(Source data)
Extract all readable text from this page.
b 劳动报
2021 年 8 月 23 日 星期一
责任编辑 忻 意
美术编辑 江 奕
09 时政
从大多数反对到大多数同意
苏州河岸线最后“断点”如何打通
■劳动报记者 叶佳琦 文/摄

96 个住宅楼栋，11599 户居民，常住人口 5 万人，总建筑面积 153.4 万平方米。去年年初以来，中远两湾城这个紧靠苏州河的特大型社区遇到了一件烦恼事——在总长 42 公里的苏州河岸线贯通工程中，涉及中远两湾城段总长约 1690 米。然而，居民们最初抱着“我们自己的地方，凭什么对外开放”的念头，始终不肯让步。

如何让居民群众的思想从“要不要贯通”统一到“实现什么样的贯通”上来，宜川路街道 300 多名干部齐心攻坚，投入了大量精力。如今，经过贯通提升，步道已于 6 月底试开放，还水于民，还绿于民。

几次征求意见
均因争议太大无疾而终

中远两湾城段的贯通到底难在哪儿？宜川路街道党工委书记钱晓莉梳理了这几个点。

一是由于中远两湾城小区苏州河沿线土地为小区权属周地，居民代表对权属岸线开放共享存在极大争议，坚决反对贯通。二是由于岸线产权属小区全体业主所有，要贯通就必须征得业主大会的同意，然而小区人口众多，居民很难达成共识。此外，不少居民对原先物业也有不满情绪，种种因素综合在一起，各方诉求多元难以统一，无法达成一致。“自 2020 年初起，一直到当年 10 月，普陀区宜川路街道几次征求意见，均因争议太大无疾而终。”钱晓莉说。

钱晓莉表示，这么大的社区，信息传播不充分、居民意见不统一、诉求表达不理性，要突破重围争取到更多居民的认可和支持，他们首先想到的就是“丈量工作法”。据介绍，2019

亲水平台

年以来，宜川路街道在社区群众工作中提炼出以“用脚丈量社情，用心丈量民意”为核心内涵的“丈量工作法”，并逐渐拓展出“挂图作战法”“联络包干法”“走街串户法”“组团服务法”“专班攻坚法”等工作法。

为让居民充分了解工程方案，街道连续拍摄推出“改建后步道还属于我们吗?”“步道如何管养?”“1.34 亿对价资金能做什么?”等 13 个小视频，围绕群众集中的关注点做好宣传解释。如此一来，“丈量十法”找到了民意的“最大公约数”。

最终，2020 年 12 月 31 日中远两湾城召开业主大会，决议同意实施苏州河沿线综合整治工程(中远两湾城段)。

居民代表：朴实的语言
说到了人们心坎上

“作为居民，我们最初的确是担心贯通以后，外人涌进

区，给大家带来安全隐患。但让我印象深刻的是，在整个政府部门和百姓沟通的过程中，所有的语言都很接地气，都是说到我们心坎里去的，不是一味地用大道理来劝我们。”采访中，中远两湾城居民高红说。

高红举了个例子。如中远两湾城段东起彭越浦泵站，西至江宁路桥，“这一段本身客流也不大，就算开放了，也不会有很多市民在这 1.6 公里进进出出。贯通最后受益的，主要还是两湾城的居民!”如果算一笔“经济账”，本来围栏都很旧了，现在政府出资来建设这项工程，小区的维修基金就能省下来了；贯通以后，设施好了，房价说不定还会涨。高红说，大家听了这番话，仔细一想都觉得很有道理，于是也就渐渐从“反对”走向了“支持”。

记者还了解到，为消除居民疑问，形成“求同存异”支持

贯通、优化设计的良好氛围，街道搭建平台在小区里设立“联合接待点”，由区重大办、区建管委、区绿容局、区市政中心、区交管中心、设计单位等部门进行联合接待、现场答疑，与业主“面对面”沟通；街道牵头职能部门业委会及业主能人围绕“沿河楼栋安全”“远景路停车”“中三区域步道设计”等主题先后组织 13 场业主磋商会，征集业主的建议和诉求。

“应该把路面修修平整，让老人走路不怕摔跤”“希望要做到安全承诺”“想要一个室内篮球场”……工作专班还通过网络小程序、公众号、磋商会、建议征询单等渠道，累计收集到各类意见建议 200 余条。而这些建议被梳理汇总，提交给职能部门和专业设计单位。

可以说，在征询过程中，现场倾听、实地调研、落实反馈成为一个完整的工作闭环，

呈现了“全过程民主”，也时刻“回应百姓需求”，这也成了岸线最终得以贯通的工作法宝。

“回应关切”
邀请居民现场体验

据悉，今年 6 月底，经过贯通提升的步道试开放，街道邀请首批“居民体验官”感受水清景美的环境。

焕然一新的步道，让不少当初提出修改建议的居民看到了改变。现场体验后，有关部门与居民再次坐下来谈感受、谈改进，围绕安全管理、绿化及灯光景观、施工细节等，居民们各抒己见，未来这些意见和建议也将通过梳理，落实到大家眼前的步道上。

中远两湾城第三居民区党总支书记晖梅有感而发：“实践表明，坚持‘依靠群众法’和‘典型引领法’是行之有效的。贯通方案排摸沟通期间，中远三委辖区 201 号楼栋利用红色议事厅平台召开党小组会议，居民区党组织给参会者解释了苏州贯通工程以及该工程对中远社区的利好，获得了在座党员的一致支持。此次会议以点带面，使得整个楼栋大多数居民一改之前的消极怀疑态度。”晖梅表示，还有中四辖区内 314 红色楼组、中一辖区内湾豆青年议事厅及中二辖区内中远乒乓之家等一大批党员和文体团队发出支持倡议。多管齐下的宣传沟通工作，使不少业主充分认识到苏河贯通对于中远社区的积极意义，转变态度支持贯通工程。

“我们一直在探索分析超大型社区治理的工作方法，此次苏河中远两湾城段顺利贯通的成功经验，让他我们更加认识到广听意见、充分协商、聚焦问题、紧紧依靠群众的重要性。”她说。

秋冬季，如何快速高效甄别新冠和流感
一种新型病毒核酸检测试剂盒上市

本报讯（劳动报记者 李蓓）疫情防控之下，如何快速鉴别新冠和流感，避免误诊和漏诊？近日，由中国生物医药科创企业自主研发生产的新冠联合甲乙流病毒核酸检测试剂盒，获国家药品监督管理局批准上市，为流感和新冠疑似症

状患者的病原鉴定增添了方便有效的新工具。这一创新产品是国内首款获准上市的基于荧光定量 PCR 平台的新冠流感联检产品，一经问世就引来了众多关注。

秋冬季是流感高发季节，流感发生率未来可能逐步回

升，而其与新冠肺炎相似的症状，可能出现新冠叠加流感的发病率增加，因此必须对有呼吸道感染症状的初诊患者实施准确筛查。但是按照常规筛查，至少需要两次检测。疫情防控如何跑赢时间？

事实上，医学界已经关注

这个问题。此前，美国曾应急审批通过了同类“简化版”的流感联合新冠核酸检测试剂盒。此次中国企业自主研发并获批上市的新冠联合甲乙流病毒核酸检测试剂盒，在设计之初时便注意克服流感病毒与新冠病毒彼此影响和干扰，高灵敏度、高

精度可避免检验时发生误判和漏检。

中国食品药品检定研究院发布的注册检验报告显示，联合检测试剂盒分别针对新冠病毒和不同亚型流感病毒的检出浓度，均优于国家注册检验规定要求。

*Exercise instructions:* Show the lines of the material that contain the word "劳动报记者".

*Answer for the task:*
■劳动报记者 叶佳琦 文/摄
本报讯（劳动报记者 李蓓）疫情防控之下，如何快速鉴别新冠和流感，避免误诊和漏诊？近日，由中国生物医药科创企业自主研发生产的新冠联合甲乙流病毒核酸检测试剂盒，获国家药品监督管理局批准上市，为流感和新冠疑似症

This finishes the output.